- _Dataset content_:
+---+

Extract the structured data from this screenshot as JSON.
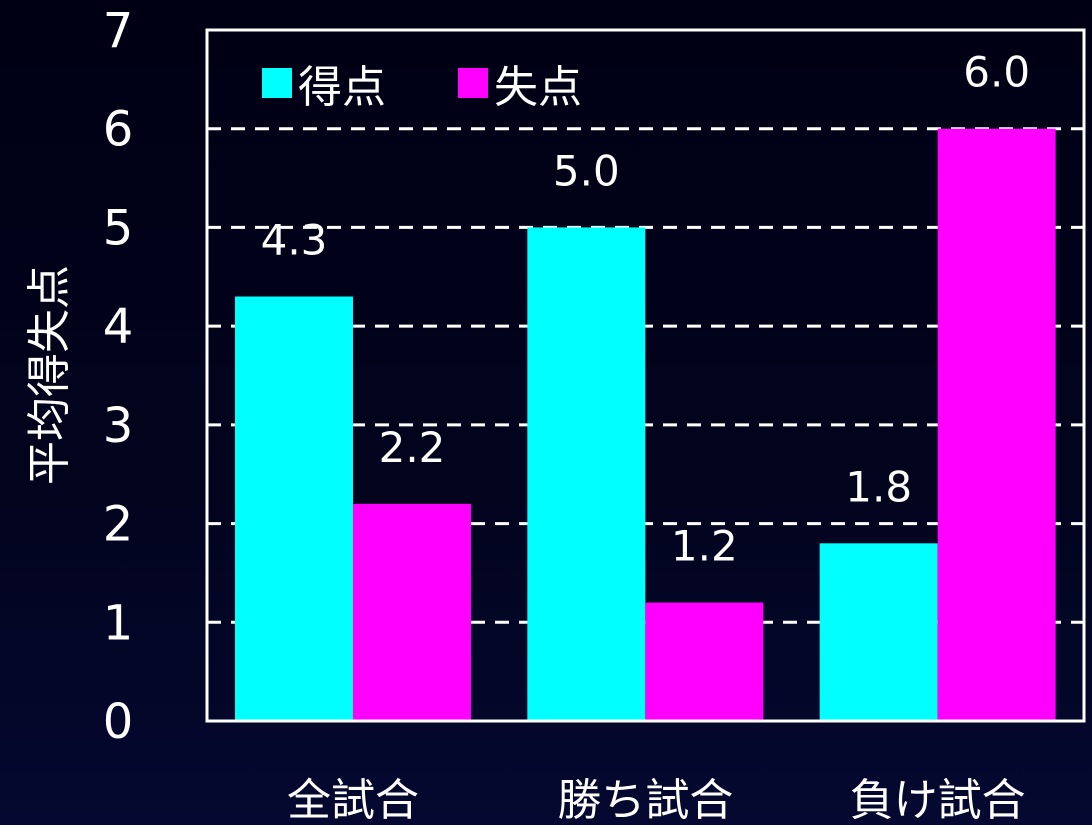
{
  "chart_data": {
    "type": "bar",
    "ylabel": "平均得失点",
    "categories": [
      "全試合",
      "勝ち試合",
      "負け試合"
    ],
    "series": [
      {
        "name": "得点",
        "values": [
          4.3,
          5.0,
          1.8
        ],
        "color": "#00ffff"
      },
      {
        "name": "失点",
        "values": [
          2.2,
          1.2,
          6.0
        ],
        "color": "#ff00ff"
      }
    ],
    "value_labels": [
      [
        "4.3",
        "5.0",
        "1.8"
      ],
      [
        "2.2",
        "1.2",
        "6.0"
      ]
    ],
    "ylim": [
      0,
      7
    ],
    "yticks": [
      0,
      1,
      2,
      3,
      4,
      5,
      6,
      7
    ],
    "grid": true,
    "grid_style": "dashed",
    "legend_position": "top-left",
    "colors": {
      "background": "#02031c",
      "text": "#ffffff",
      "grid": "#ffffff",
      "frame": "#ffffff"
    }
  }
}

+---+

- _Your task_:
Scan the listing above for the word "ffffff" and copy every line that holds it.

- _Final answer_:
      "text": "#ffffff",
      "grid": "#ffffff",
      "frame": "#ffffff"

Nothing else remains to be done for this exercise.